Excerpt from a dataset
****************
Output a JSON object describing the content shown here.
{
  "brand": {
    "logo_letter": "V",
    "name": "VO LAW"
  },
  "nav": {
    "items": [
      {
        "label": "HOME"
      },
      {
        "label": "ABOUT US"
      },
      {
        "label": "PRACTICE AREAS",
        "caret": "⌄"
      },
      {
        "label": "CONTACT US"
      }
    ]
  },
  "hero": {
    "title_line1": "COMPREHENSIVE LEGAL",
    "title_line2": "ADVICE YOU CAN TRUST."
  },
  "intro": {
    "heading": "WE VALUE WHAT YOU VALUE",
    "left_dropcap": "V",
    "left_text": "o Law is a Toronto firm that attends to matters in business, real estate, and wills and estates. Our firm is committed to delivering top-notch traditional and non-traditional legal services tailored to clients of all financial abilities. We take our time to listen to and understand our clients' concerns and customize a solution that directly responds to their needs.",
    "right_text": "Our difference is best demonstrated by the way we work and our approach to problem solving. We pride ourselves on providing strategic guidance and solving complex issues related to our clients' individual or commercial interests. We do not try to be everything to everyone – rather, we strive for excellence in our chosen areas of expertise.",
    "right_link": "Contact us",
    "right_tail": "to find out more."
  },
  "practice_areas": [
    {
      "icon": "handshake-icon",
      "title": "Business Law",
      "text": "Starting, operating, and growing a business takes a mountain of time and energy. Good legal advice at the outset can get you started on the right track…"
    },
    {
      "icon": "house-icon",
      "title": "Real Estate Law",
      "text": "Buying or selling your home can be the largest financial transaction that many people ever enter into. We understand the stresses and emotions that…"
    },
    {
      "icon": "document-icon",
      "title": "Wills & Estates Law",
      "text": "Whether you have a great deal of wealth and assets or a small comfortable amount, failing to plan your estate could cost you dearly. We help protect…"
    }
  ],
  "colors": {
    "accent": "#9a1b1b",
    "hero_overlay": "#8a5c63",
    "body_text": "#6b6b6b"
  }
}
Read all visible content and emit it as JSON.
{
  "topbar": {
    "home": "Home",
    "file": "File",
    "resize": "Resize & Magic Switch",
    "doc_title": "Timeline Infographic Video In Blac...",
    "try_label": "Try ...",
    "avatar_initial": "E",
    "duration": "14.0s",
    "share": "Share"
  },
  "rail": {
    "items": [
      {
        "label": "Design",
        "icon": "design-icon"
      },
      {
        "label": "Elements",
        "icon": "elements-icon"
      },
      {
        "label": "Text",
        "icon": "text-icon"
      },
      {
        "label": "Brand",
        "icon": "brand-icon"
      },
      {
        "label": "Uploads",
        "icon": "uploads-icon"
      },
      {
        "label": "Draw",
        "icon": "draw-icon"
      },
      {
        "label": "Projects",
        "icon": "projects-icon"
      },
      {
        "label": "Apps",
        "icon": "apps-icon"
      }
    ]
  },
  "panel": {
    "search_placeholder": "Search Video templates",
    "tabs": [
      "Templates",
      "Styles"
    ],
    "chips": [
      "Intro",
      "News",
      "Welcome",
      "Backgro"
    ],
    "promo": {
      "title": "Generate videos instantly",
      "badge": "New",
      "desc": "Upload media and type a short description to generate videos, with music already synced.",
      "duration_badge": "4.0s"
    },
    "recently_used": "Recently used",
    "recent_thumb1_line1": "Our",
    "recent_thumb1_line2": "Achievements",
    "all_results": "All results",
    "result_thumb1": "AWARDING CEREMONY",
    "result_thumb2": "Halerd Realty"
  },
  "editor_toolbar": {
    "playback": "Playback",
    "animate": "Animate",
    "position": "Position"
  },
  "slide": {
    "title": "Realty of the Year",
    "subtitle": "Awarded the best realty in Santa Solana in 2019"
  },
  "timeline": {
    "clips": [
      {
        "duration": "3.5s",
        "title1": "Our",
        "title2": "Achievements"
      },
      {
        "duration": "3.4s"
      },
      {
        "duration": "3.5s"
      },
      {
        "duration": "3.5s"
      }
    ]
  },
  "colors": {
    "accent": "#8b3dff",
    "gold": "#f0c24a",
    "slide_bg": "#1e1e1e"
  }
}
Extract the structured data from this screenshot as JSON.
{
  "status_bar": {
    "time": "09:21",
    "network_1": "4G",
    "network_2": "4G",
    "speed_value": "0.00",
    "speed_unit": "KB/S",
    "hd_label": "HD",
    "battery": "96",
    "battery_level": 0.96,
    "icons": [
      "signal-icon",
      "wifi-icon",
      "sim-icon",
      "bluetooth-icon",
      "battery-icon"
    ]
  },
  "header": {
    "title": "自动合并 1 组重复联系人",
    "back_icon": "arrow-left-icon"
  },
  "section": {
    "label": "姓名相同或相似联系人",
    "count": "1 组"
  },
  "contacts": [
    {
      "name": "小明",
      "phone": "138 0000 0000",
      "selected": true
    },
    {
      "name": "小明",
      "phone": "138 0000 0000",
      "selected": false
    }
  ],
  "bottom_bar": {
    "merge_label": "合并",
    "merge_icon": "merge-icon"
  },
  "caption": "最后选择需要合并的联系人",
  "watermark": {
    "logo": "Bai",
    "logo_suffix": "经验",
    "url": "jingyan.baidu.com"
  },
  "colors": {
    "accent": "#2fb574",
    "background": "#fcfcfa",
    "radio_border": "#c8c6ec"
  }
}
****************
■ WHAT YOU HAVE TO DO:
Repeat every entry word for word.

■ ANSWER TO THIS PROBLEM:
Output a JSON object describing the content shown here.
{
  "brand": {
    "logo_letter": "V",
    "name": "VO LAW"
  },
  "nav": {
    "items": [
      {
        "label": "HOME"
      },
      {
        "label": "ABOUT US"
      },
      {
        "label": "PRACTICE AREAS",
        "caret": "⌄"
      },
      {
        "label": "CONTACT US"
      }
    ]
  },
  "hero": {
    "title_line1": "COMPREHENSIVE LEGAL",
    "title_line2": "ADVICE YOU CAN TRUST."
  },
  "intro": {
    "heading": "WE VALUE WHAT YOU VALUE",
    "left_dropcap": "V",
    "left_text": "o Law is a Toronto firm that attends to matters in business, real estate, and wills and estates. Our firm is committed to delivering top-notch traditional and non-traditional legal services tailored to clients of all financial abilities. We take our time to listen to and understand our clients' concerns and customize a solution that directly responds to their needs.",
    "right_text": "Our difference is best demonstrated by the way we work and our approach to problem solving. We pride ourselves on providing strategic guidance and solving complex issues related to our clients' individual or commercial interests. We do not try to be everything to everyone – rather, we strive for excellence in our chosen areas of expertise.",
    "right_link": "Contact us",
    "right_tail": "to find out more."
  },
  "practice_areas": [
    {
      "icon": "handshake-icon",
      "title": "Business Law",
      "text": "Starting, operating, and growing a business takes a mountain of time and energy. Good legal advice at the outset can get you started on the right track…"
    },
    {
      "icon": "house-icon",
      "title": "Real Estate Law",
      "text": "Buying or selling your home can be the largest financial transaction that many people ever enter into. We understand the stresses and emotions that…"
    },
    {
      "icon": "document-icon",
      "title": "Wills & Estates Law",
      "text": "Whether you have a great deal of wealth and assets or a small comfortable amount, failing to plan your estate could cost you dearly. We help protect…"
    }
  ],
  "colors": {
    "accent": "#9a1b1b",
    "hero_overlay": "#8a5c63",
    "body_text": "#6b6b6b"
  }
}
Read all visible content and emit it as JSON.
{
  "topbar": {
    "home": "Home",
    "file": "File",
    "resize": "Resize & Magic Switch",
    "doc_title": "Timeline Infographic Video In Blac...",
    "try_label": "Try ...",
    "avatar_initial": "E",
    "duration": "14.0s",
    "share": "Share"
  },
  "rail": {
    "items": [
      {
        "label": "Design",
        "icon": "design-icon"
      },
      {
        "label": "Elements",
        "icon": "elements-icon"
      },
      {
        "label": "Text",
        "icon": "text-icon"
      },
      {
        "label": "Brand",
        "icon": "brand-icon"
      },
      {
        "label": "Uploads",
        "icon": "uploads-icon"
      },
      {
        "label": "Draw",
        "icon": "draw-icon"
      },
      {
        "label": "Projects",
        "icon": "projects-icon"
      },
      {
        "label": "Apps",
        "icon": "apps-icon"
      }
    ]
  },
  "panel": {
    "search_placeholder": "Search Video templates",
    "tabs": [
      "Templates",
      "Styles"
    ],
    "chips": [
      "Intro",
      "News",
      "Welcome",
      "Backgro"
    ],
    "promo": {
      "title": "Generate videos instantly",
      "badge": "New",
      "desc": "Upload media and type a short description to generate videos, with music already synced.",
      "duration_badge": "4.0s"
    },
    "recently_used": "Recently used",
    "recent_thumb1_line1": "Our",
    "recent_thumb1_line2": "Achievements",
    "all_results": "All results",
    "result_thumb1": "AWARDING CEREMONY",
    "result_thumb2": "Halerd Realty"
  },
  "editor_toolbar": {
    "playback": "Playback",
    "animate": "Animate",
    "position": "Position"
  },
  "slide": {
    "title": "Realty of the Year",
    "subtitle": "Awarded the best realty in Santa Solana in 2019"
  },
  "timeline": {
    "clips": [
      {
        "duration": "3.5s",
        "title1": "Our",
        "title2": "Achievements"
      },
      {
        "duration": "3.4s"
      },
      {
        "duration": "3.5s"
      },
      {
        "duration": "3.5s"
      }
    ]
  },
  "colors": {
    "accent": "#8b3dff",
    "gold": "#f0c24a",
    "slide_bg": "#1e1e1e"
  }
}
Extract the structured data from this screenshot as JSON.
{
  "status_bar": {
    "time": "09:21",
    "network_1": "4G",
    "network_2": "4G",
    "speed_value": "0.00",
    "speed_unit": "KB/S",
    "hd_label": "HD",
    "battery": "96",
    "battery_level": 0.96,
    "icons": [
      "signal-icon",
      "wifi-icon",
      "sim-icon",
      "bluetooth-icon",
      "battery-icon"
    ]
  },
  "header": {
    "title": "自动合并 1 组重复联系人",
    "back_icon": "arrow-left-icon"
  },
  "section": {
    "label": "姓名相同或相似联系人",
    "count": "1 组"
  },
  "contacts": [
    {
      "name": "小明",
      "phone": "138 0000 0000",
      "selected": true
    },
    {
      "name": "小明",
      "phone": "138 0000 0000",
      "selected": false
    }
  ],
  "bottom_bar": {
    "merge_label": "合并",
    "merge_icon": "merge-icon"
  },
  "caption": "最后选择需要合并的联系人",
  "watermark": {
    "logo": "Bai",
    "logo_suffix": "经验",
    "url": "jingyan.baidu.com"
  },
  "colors": {
    "accent": "#2fb574",
    "background": "#fcfcfa",
    "radio_border": "#c8c6ec"
  }
}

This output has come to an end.